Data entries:
--------------------

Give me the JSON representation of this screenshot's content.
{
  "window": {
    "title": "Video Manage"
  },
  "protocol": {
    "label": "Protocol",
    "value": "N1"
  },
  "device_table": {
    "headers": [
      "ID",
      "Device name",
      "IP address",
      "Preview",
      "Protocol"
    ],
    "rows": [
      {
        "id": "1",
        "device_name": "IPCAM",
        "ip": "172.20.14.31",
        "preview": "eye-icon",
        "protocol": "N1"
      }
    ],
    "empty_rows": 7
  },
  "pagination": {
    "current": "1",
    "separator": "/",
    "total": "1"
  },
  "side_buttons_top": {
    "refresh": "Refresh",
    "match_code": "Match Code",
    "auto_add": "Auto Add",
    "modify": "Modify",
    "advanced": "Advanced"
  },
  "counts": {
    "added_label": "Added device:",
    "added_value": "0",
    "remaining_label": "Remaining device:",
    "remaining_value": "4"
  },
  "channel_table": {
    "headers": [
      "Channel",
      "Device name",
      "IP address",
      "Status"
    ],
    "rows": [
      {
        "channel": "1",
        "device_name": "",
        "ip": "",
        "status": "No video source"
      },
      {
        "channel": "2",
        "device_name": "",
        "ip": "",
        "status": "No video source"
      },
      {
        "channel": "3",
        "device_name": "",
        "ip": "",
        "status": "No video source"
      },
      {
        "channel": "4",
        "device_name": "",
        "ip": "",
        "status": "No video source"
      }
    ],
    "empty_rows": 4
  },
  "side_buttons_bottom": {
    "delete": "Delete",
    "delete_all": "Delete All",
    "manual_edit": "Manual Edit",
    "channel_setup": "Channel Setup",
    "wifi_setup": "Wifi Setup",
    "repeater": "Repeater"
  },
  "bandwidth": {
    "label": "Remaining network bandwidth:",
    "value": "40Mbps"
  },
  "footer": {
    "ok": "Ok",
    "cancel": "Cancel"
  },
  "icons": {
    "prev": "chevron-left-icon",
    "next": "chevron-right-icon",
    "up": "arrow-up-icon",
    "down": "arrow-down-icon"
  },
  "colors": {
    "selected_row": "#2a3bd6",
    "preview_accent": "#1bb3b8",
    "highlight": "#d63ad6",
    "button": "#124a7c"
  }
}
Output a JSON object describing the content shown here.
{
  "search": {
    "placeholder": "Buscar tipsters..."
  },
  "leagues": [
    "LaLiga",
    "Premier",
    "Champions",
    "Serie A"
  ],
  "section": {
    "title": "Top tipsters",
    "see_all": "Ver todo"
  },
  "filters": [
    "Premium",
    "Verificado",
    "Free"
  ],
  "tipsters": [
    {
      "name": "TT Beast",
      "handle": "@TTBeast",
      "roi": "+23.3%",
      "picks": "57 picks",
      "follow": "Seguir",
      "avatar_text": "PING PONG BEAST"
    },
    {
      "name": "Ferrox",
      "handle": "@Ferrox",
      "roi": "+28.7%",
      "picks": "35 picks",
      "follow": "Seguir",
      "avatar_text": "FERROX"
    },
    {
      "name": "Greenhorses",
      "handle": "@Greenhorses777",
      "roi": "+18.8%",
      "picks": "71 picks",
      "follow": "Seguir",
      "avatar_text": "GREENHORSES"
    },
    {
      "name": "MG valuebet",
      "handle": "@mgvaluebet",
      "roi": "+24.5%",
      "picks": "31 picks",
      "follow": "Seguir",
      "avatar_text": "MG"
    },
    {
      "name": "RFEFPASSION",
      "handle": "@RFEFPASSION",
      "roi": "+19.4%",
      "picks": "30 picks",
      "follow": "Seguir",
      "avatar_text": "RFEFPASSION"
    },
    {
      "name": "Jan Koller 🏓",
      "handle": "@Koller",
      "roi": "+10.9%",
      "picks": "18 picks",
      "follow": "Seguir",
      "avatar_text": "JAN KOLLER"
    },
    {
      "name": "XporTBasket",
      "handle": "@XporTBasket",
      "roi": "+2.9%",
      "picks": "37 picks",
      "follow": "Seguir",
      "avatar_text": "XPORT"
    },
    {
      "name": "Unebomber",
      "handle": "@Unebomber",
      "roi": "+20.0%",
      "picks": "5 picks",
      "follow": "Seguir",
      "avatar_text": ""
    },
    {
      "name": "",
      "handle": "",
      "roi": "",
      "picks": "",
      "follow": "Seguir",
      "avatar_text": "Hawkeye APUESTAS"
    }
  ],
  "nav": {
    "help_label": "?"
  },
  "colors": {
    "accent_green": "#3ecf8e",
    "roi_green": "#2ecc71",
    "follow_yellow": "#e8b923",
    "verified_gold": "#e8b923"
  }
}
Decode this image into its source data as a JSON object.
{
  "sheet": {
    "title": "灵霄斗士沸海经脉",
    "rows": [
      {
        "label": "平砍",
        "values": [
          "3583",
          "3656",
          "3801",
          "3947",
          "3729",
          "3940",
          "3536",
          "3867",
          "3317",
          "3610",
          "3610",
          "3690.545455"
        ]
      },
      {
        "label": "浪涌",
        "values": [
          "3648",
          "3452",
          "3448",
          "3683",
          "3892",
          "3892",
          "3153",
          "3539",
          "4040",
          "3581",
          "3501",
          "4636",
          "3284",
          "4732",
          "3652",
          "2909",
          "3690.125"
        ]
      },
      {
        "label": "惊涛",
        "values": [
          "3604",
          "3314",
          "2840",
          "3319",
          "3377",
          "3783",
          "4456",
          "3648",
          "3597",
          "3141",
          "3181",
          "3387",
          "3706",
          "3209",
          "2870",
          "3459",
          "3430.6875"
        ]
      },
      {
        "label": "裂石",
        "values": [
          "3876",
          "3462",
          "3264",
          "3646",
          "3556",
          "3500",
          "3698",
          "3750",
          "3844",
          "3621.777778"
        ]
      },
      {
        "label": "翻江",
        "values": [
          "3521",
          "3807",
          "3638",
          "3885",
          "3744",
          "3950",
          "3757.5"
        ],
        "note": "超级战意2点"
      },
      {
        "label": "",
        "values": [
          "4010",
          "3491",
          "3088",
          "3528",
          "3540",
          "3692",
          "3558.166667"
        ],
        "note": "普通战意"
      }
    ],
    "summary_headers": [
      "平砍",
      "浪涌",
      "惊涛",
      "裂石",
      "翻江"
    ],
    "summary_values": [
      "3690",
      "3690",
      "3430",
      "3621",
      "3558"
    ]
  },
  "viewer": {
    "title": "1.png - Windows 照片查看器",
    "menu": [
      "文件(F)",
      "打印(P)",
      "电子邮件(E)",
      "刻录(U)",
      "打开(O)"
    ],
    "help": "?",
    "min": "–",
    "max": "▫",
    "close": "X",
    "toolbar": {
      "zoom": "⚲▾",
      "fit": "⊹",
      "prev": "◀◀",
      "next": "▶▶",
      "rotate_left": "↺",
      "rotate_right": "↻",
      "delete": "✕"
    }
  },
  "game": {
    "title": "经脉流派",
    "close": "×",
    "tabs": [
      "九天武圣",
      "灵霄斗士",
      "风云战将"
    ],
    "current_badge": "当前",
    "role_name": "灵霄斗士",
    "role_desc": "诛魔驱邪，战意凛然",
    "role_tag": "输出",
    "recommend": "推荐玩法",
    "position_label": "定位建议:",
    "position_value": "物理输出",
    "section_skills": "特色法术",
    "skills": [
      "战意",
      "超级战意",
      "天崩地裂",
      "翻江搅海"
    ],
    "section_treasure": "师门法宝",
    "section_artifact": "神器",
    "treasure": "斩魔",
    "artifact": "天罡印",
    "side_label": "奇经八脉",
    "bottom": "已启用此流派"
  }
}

--------------------

Reproduce the material above, every line of it, exactly.

Give me the JSON representation of this screenshot's content.
{
  "window": {
    "title": "Video Manage"
  },
  "protocol": {
    "label": "Protocol",
    "value": "N1"
  },
  "device_table": {
    "headers": [
      "ID",
      "Device name",
      "IP address",
      "Preview",
      "Protocol"
    ],
    "rows": [
      {
        "id": "1",
        "device_name": "IPCAM",
        "ip": "172.20.14.31",
        "preview": "eye-icon",
        "protocol": "N1"
      }
    ],
    "empty_rows": 7
  },
  "pagination": {
    "current": "1",
    "separator": "/",
    "total": "1"
  },
  "side_buttons_top": {
    "refresh": "Refresh",
    "match_code": "Match Code",
    "auto_add": "Auto Add",
    "modify": "Modify",
    "advanced": "Advanced"
  },
  "counts": {
    "added_label": "Added device:",
    "added_value": "0",
    "remaining_label": "Remaining device:",
    "remaining_value": "4"
  },
  "channel_table": {
    "headers": [
      "Channel",
      "Device name",
      "IP address",
      "Status"
    ],
    "rows": [
      {
        "channel": "1",
        "device_name": "",
        "ip": "",
        "status": "No video source"
      },
      {
        "channel": "2",
        "device_name": "",
        "ip": "",
        "status": "No video source"
      },
      {
        "channel": "3",
        "device_name": "",
        "ip": "",
        "status": "No video source"
      },
      {
        "channel": "4",
        "device_name": "",
        "ip": "",
        "status": "No video source"
      }
    ],
    "empty_rows": 4
  },
  "side_buttons_bottom": {
    "delete": "Delete",
    "delete_all": "Delete All",
    "manual_edit": "Manual Edit",
    "channel_setup": "Channel Setup",
    "wifi_setup": "Wifi Setup",
    "repeater": "Repeater"
  },
  "bandwidth": {
    "label": "Remaining network bandwidth:",
    "value": "40Mbps"
  },
  "footer": {
    "ok": "Ok",
    "cancel": "Cancel"
  },
  "icons": {
    "prev": "chevron-left-icon",
    "next": "chevron-right-icon",
    "up": "arrow-up-icon",
    "down": "arrow-down-icon"
  },
  "colors": {
    "selected_row": "#2a3bd6",
    "preview_accent": "#1bb3b8",
    "highlight": "#d63ad6",
    "button": "#124a7c"
  }
}
Output a JSON object describing the content shown here.
{
  "search": {
    "placeholder": "Buscar tipsters..."
  },
  "leagues": [
    "LaLiga",
    "Premier",
    "Champions",
    "Serie A"
  ],
  "section": {
    "title": "Top tipsters",
    "see_all": "Ver todo"
  },
  "filters": [
    "Premium",
    "Verificado",
    "Free"
  ],
  "tipsters": [
    {
      "name": "TT Beast",
      "handle": "@TTBeast",
      "roi": "+23.3%",
      "picks": "57 picks",
      "follow": "Seguir",
      "avatar_text": "PING PONG BEAST"
    },
    {
      "name": "Ferrox",
      "handle": "@Ferrox",
      "roi": "+28.7%",
      "picks": "35 picks",
      "follow": "Seguir",
      "avatar_text": "FERROX"
    },
    {
      "name": "Greenhorses",
      "handle": "@Greenhorses777",
      "roi": "+18.8%",
      "picks": "71 picks",
      "follow": "Seguir",
      "avatar_text": "GREENHORSES"
    },
    {
      "name": "MG valuebet",
      "handle": "@mgvaluebet",
      "roi": "+24.5%",
      "picks": "31 picks",
      "follow": "Seguir",
      "avatar_text": "MG"
    },
    {
      "name": "RFEFPASSION",
      "handle": "@RFEFPASSION",
      "roi": "+19.4%",
      "picks": "30 picks",
      "follow": "Seguir",
      "avatar_text": "RFEFPASSION"
    },
    {
      "name": "Jan Koller 🏓",
      "handle": "@Koller",
      "roi": "+10.9%",
      "picks": "18 picks",
      "follow": "Seguir",
      "avatar_text": "JAN KOLLER"
    },
    {
      "name": "XporTBasket",
      "handle": "@XporTBasket",
      "roi": "+2.9%",
      "picks": "37 picks",
      "follow": "Seguir",
      "avatar_text": "XPORT"
    },
    {
      "name": "Unebomber",
      "handle": "@Unebomber",
      "roi": "+20.0%",
      "picks": "5 picks",
      "follow": "Seguir",
      "avatar_text": ""
    },
    {
      "name": "",
      "handle": "",
      "roi": "",
      "picks": "",
      "follow": "Seguir",
      "avatar_text": "Hawkeye APUESTAS"
    }
  ],
  "nav": {
    "help_label": "?"
  },
  "colors": {
    "accent_green": "#3ecf8e",
    "roi_green": "#2ecc71",
    "follow_yellow": "#e8b923",
    "verified_gold": "#e8b923"
  }
}
Decode this image into its source data as a JSON object.
{
  "sheet": {
    "title": "灵霄斗士沸海经脉",
    "rows": [
      {
        "label": "平砍",
        "values": [
          "3583",
          "3656",
          "3801",
          "3947",
          "3729",
          "3940",
          "3536",
          "3867",
          "3317",
          "3610",
          "3610",
          "3690.545455"
        ]
      },
      {
        "label": "浪涌",
        "values": [
          "3648",
          "3452",
          "3448",
          "3683",
          "3892",
          "3892",
          "3153",
          "3539",
          "4040",
          "3581",
          "3501",
          "4636",
          "3284",
          "4732",
          "3652",
          "2909",
          "3690.125"
        ]
      },
      {
        "label": "惊涛",
        "values": [
          "3604",
          "3314",
          "2840",
          "3319",
          "3377",
          "3783",
          "4456",
          "3648",
          "3597",
          "3141",
          "3181",
          "3387",
          "3706",
          "3209",
          "2870",
          "3459",
          "3430.6875"
        ]
      },
      {
        "label": "裂石",
        "values": [
          "3876",
          "3462",
          "3264",
          "3646",
          "3556",
          "3500",
          "3698",
          "3750",
          "3844",
          "3621.777778"
        ]
      },
      {
        "label": "翻江",
        "values": [
          "3521",
          "3807",
          "3638",
          "3885",
          "3744",
          "3950",
          "3757.5"
        ],
        "note": "超级战意2点"
      },
      {
        "label": "",
        "values": [
          "4010",
          "3491",
          "3088",
          "3528",
          "3540",
          "3692",
          "3558.166667"
        ],
        "note": "普通战意"
      }
    ],
    "summary_headers": [
      "平砍",
      "浪涌",
      "惊涛",
      "裂石",
      "翻江"
    ],
    "summary_values": [
      "3690",
      "3690",
      "3430",
      "3621",
      "3558"
    ]
  },
  "viewer": {
    "title": "1.png - Windows 照片查看器",
    "menu": [
      "文件(F)",
      "打印(P)",
      "电子邮件(E)",
      "刻录(U)",
      "打开(O)"
    ],
    "help": "?",
    "min": "–",
    "max": "▫",
    "close": "X",
    "toolbar": {
      "zoom": "⚲▾",
      "fit": "⊹",
      "prev": "◀◀",
      "next": "▶▶",
      "rotate_left": "↺",
      "rotate_right": "↻",
      "delete": "✕"
    }
  },
  "game": {
    "title": "经脉流派",
    "close": "×",
    "tabs": [
      "九天武圣",
      "灵霄斗士",
      "风云战将"
    ],
    "current_badge": "当前",
    "role_name": "灵霄斗士",
    "role_desc": "诛魔驱邪，战意凛然",
    "role_tag": "输出",
    "recommend": "推荐玩法",
    "position_label": "定位建议:",
    "position_value": "物理输出",
    "section_skills": "特色法术",
    "skills": [
      "战意",
      "超级战意",
      "天崩地裂",
      "翻江搅海"
    ],
    "section_treasure": "师门法宝",
    "section_artifact": "神器",
    "treasure": "斩魔",
    "artifact": "天罡印",
    "side_label": "奇经八脉",
    "bottom": "已启用此流派"
  }
}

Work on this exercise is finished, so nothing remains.